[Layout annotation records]
>>>
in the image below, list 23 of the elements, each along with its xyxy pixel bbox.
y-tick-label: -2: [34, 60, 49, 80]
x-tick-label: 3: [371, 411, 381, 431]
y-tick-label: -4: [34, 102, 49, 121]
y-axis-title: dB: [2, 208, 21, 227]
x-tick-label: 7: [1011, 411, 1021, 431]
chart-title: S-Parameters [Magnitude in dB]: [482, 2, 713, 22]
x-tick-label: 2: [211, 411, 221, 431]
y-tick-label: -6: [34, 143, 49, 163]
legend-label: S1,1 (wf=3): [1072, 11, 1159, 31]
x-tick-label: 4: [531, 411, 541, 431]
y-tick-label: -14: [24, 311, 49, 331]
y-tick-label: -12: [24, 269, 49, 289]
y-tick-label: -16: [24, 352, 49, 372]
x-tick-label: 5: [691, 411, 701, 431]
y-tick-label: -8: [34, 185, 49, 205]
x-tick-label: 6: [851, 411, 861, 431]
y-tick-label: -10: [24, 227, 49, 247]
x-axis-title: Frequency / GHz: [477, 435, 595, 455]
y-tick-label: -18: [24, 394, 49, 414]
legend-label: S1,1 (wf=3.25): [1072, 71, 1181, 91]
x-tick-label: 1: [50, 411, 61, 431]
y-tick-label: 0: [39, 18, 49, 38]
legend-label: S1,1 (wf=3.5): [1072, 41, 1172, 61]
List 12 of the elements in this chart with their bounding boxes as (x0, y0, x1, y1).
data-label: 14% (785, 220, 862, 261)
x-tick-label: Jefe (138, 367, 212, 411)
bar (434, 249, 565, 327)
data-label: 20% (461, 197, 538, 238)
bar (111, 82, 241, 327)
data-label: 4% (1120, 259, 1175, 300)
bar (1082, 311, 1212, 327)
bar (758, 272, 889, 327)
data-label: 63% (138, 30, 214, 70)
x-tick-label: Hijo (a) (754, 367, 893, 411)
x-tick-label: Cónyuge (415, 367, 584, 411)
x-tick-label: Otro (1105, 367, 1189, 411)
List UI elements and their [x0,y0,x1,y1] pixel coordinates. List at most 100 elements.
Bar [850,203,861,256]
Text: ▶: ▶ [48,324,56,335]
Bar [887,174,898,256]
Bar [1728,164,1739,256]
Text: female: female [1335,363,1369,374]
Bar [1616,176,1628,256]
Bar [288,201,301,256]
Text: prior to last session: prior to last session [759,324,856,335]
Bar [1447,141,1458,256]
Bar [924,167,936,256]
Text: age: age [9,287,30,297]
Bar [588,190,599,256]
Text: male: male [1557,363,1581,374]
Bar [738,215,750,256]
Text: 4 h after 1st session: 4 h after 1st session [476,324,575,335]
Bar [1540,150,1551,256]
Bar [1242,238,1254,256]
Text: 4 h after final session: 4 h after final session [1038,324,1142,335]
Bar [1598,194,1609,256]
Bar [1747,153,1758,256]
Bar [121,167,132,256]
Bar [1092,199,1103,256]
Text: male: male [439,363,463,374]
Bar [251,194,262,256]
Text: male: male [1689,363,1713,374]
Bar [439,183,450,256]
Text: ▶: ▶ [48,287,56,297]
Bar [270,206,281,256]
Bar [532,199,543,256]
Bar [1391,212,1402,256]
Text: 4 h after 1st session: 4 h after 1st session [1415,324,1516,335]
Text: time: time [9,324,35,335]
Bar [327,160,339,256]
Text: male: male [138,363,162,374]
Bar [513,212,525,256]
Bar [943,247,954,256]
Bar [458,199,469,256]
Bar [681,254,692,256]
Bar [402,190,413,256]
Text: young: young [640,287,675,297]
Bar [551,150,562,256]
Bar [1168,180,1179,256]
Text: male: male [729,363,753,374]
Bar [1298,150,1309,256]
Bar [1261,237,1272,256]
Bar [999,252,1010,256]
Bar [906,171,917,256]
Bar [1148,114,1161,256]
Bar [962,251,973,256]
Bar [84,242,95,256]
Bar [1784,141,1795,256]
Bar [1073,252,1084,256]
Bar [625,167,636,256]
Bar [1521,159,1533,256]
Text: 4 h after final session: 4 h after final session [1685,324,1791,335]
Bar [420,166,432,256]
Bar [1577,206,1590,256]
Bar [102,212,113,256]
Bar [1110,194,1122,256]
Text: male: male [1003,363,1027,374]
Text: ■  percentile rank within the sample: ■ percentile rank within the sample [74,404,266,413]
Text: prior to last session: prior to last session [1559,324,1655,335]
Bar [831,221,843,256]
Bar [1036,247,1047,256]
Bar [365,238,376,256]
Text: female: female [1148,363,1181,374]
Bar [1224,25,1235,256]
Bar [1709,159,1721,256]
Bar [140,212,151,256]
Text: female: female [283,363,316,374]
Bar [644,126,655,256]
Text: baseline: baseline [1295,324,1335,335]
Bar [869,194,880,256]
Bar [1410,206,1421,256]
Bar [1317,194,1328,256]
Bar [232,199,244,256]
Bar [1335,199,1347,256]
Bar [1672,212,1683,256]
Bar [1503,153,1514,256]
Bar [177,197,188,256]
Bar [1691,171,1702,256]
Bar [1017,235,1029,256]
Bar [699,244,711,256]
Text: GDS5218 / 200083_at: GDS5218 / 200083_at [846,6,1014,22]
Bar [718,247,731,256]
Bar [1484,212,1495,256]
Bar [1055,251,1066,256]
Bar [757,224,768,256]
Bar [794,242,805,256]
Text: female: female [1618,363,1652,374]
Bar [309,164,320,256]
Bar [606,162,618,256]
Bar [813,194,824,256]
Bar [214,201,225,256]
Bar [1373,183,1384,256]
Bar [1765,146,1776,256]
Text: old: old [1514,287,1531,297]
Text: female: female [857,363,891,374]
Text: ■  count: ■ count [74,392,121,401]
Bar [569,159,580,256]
<<<
▸ **What is expected**: Copy the listing above line for line, with no changes.

▸ **The result**:
in the image below, list 23 of the elements, each along with its xyxy pixel bbox.
y-tick-label: -2: [34, 60, 49, 80]
x-tick-label: 3: [371, 411, 381, 431]
y-tick-label: -4: [34, 102, 49, 121]
y-axis-title: dB: [2, 208, 21, 227]
x-tick-label: 7: [1011, 411, 1021, 431]
chart-title: S-Parameters [Magnitude in dB]: [482, 2, 713, 22]
x-tick-label: 2: [211, 411, 221, 431]
y-tick-label: -6: [34, 143, 49, 163]
legend-label: S1,1 (wf=3): [1072, 11, 1159, 31]
x-tick-label: 4: [531, 411, 541, 431]
y-tick-label: -14: [24, 311, 49, 331]
y-tick-label: -12: [24, 269, 49, 289]
y-tick-label: -16: [24, 352, 49, 372]
x-tick-label: 5: [691, 411, 701, 431]
y-tick-label: -8: [34, 185, 49, 205]
x-tick-label: 6: [851, 411, 861, 431]
y-tick-label: -10: [24, 227, 49, 247]
x-axis-title: Frequency / GHz: [477, 435, 595, 455]
y-tick-label: -18: [24, 394, 49, 414]
legend-label: S1,1 (wf=3.25): [1072, 71, 1181, 91]
x-tick-label: 1: [50, 411, 61, 431]
y-tick-label: 0: [39, 18, 49, 38]
legend-label: S1,1 (wf=3.5): [1072, 41, 1172, 61]
List 12 of the elements in this chart with their bounding boxes as (x0, y0, x1, y1).
data-label: 14% (785, 220, 862, 261)
x-tick-label: Jefe (138, 367, 212, 411)
bar (434, 249, 565, 327)
data-label: 20% (461, 197, 538, 238)
bar (111, 82, 241, 327)
data-label: 4% (1120, 259, 1175, 300)
bar (1082, 311, 1212, 327)
bar (758, 272, 889, 327)
data-label: 63% (138, 30, 214, 70)
x-tick-label: Hijo (a) (754, 367, 893, 411)
x-tick-label: Cónyuge (415, 367, 584, 411)
x-tick-label: Otro (1105, 367, 1189, 411)
List UI elements and their [x0,y0,x1,y1] pixel coordinates. List at most 100 elements.
Bar [850,203,861,256]
Text: ▶: ▶ [48,324,56,335]
Bar [887,174,898,256]
Bar [1728,164,1739,256]
Text: female: female [1335,363,1369,374]
Bar [1616,176,1628,256]
Bar [288,201,301,256]
Text: prior to last session: prior to last session [759,324,856,335]
Bar [1447,141,1458,256]
Bar [924,167,936,256]
Text: age: age [9,287,30,297]
Bar [588,190,599,256]
Text: male: male [1557,363,1581,374]
Bar [738,215,750,256]
Text: 4 h after 1st session: 4 h after 1st session [476,324,575,335]
Bar [1540,150,1551,256]
Bar [1242,238,1254,256]
Text: 4 h after final session: 4 h after final session [1038,324,1142,335]
Bar [1598,194,1609,256]
Bar [1747,153,1758,256]
Bar [121,167,132,256]
Bar [1092,199,1103,256]
Text: male: male [439,363,463,374]
Bar [251,194,262,256]
Text: male: male [1689,363,1713,374]
Bar [439,183,450,256]
Text: ▶: ▶ [48,287,56,297]
Bar [270,206,281,256]
Bar [532,199,543,256]
Bar [1391,212,1402,256]
Text: 4 h after 1st session: 4 h after 1st session [1415,324,1516,335]
Text: time: time [9,324,35,335]
Bar [327,160,339,256]
Text: male: male [138,363,162,374]
Bar [513,212,525,256]
Bar [943,247,954,256]
Bar [458,199,469,256]
Bar [681,254,692,256]
Bar [402,190,413,256]
Text: young: young [640,287,675,297]
Bar [551,150,562,256]
Bar [1168,180,1179,256]
Text: male: male [729,363,753,374]
Bar [1298,150,1309,256]
Bar [1261,237,1272,256]
Bar [999,252,1010,256]
Bar [906,171,917,256]
Bar [1148,114,1161,256]
Bar [962,251,973,256]
Bar [84,242,95,256]
Bar [1784,141,1795,256]
Bar [1073,252,1084,256]
Bar [625,167,636,256]
Bar [1521,159,1533,256]
Text: 4 h after final session: 4 h after final session [1685,324,1791,335]
Bar [420,166,432,256]
Bar [1577,206,1590,256]
Bar [102,212,113,256]
Bar [1110,194,1122,256]
Text: male: male [1003,363,1027,374]
Text: ■  percentile rank within the sample: ■ percentile rank within the sample [74,404,266,413]
Text: prior to last session: prior to last session [1559,324,1655,335]
Bar [831,221,843,256]
Bar [1036,247,1047,256]
Bar [365,238,376,256]
Text: female: female [1148,363,1181,374]
Bar [1224,25,1235,256]
Bar [1709,159,1721,256]
Bar [140,212,151,256]
Text: female: female [283,363,316,374]
Bar [644,126,655,256]
Text: baseline: baseline [1295,324,1335,335]
Bar [869,194,880,256]
Bar [1410,206,1421,256]
Bar [1317,194,1328,256]
Bar [232,199,244,256]
Bar [1335,199,1347,256]
Bar [1672,212,1683,256]
Bar [1503,153,1514,256]
Bar [177,197,188,256]
Bar [1691,171,1702,256]
Bar [1017,235,1029,256]
Bar [699,244,711,256]
Text: GDS5218 / 200083_at: GDS5218 / 200083_at [846,6,1014,22]
Bar [718,247,731,256]
Bar [1484,212,1495,256]
Bar [1055,251,1066,256]
Bar [757,224,768,256]
Bar [794,242,805,256]
Text: female: female [1618,363,1652,374]
Bar [309,164,320,256]
Bar [606,162,618,256]
Bar [813,194,824,256]
Bar [214,201,225,256]
Bar [1373,183,1384,256]
Bar [1765,146,1776,256]
Text: old: old [1514,287,1531,297]
Text: female: female [857,363,891,374]
Text: ■  count: ■ count [74,392,121,401]
Bar [569,159,580,256]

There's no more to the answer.